◆ Task to carry out: Retype the listing that follows, word for word.

Saved entries:
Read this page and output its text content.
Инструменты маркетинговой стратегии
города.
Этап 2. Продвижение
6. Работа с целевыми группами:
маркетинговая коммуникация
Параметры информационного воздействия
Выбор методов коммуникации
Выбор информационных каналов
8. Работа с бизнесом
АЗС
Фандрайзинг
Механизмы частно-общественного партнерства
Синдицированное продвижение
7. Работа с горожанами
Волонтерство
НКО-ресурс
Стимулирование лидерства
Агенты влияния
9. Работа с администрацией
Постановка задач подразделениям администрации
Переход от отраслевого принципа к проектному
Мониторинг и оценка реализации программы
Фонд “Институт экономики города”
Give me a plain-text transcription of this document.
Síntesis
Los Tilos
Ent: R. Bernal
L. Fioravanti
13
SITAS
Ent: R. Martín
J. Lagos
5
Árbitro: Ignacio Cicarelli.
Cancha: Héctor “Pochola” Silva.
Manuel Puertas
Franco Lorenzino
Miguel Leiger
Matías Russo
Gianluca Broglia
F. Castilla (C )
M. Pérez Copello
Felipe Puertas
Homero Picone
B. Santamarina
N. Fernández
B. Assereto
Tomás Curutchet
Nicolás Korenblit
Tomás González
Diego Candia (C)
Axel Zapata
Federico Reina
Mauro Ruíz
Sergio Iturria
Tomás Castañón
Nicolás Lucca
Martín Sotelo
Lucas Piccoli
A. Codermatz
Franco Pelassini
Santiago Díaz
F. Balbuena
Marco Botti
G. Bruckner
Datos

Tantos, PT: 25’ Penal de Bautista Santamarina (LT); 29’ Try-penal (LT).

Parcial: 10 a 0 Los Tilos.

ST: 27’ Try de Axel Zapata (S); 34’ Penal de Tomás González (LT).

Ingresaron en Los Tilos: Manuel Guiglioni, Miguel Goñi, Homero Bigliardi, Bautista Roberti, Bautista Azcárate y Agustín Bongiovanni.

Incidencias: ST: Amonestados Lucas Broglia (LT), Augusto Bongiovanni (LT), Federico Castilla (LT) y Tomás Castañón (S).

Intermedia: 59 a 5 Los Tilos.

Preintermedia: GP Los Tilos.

◆ Solution to this task:
Read this page and output its text content.
Инструменты маркетинговой стратегии
города.
Этап 2. Продвижение
6. Работа с целевыми группами:
маркетинговая коммуникация
Параметры информационного воздействия
Выбор методов коммуникации
Выбор информационных каналов
8. Работа с бизнесом
АЗС
Фандрайзинг
Механизмы частно-общественного партнерства
Синдицированное продвижение
7. Работа с горожанами
Волонтерство
НКО-ресурс
Стимулирование лидерства
Агенты влияния
9. Работа с администрацией
Постановка задач подразделениям администрации
Переход от отраслевого принципа к проектному
Мониторинг и оценка реализации программы
Фонд “Институт экономики города”
Give me a plain-text transcription of this document.
Síntesis
Los Tilos
Ent: R. Bernal
L. Fioravanti
13
SITAS
Ent: R. Martín
J. Lagos
5
Árbitro: Ignacio Cicarelli.
Cancha: Héctor “Pochola” Silva.
Manuel Puertas
Franco Lorenzino
Miguel Leiger
Matías Russo
Gianluca Broglia
F. Castilla (C )
M. Pérez Copello
Felipe Puertas
Homero Picone
B. Santamarina
N. Fernández
B. Assereto
Tomás Curutchet
Nicolás Korenblit
Tomás González
Diego Candia (C)
Axel Zapata
Federico Reina
Mauro Ruíz
Sergio Iturria
Tomás Castañón
Nicolás Lucca
Martín Sotelo
Lucas Piccoli
A. Codermatz
Franco Pelassini
Santiago Díaz
F. Balbuena
Marco Botti
G. Bruckner
Datos

Tantos, PT: 25’ Penal de Bautista Santamarina (LT); 29’ Try-penal (LT).

Parcial: 10 a 0 Los Tilos.

ST: 27’ Try de Axel Zapata (S); 34’ Penal de Tomás González (LT).

Ingresaron en Los Tilos: Manuel Guiglioni, Miguel Goñi, Homero Bigliardi, Bautista Roberti, Bautista Azcárate y Agustín Bongiovanni.

Incidencias: ST: Amonestados Lucas Broglia (LT), Augusto Bongiovanni (LT), Federico Castilla (LT) y Tomás Castañón (S).

Intermedia: 59 a 5 Los Tilos.

Preintermedia: GP Los Tilos.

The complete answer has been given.